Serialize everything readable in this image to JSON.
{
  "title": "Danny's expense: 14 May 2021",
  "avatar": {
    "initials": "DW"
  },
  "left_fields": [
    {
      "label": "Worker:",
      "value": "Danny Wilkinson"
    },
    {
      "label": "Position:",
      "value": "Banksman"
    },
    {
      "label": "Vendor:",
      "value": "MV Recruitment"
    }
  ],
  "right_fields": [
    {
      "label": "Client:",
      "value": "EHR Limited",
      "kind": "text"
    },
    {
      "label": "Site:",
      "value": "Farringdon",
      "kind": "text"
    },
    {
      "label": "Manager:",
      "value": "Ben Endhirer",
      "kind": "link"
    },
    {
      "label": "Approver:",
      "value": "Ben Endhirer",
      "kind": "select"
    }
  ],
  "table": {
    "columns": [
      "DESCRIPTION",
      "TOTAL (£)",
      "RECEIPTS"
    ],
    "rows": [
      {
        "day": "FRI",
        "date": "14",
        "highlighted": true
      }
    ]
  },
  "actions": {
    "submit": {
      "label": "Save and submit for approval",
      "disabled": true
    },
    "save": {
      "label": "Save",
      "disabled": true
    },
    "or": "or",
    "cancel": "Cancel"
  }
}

• • •

Copy out the material above in its entirety. Every detail must match.

Serialize everything readable in this image to JSON.
{
  "title": "Danny's expense: 14 May 2021",
  "avatar": {
    "initials": "DW"
  },
  "left_fields": [
    {
      "label": "Worker:",
      "value": "Danny Wilkinson"
    },
    {
      "label": "Position:",
      "value": "Banksman"
    },
    {
      "label": "Vendor:",
      "value": "MV Recruitment"
    }
  ],
  "right_fields": [
    {
      "label": "Client:",
      "value": "EHR Limited",
      "kind": "text"
    },
    {
      "label": "Site:",
      "value": "Farringdon",
      "kind": "text"
    },
    {
      "label": "Manager:",
      "value": "Ben Endhirer",
      "kind": "link"
    },
    {
      "label": "Approver:",
      "value": "Ben Endhirer",
      "kind": "select"
    }
  ],
  "table": {
    "columns": [
      "DESCRIPTION",
      "TOTAL (£)",
      "RECEIPTS"
    ],
    "rows": [
      {
        "day": "FRI",
        "date": "14",
        "highlighted": true
      }
    ]
  },
  "actions": {
    "submit": {
      "label": "Save and submit for approval",
      "disabled": true
    },
    "save": {
      "label": "Save",
      "disabled": true
    },
    "or": "or",
    "cancel": "Cancel"
  }
}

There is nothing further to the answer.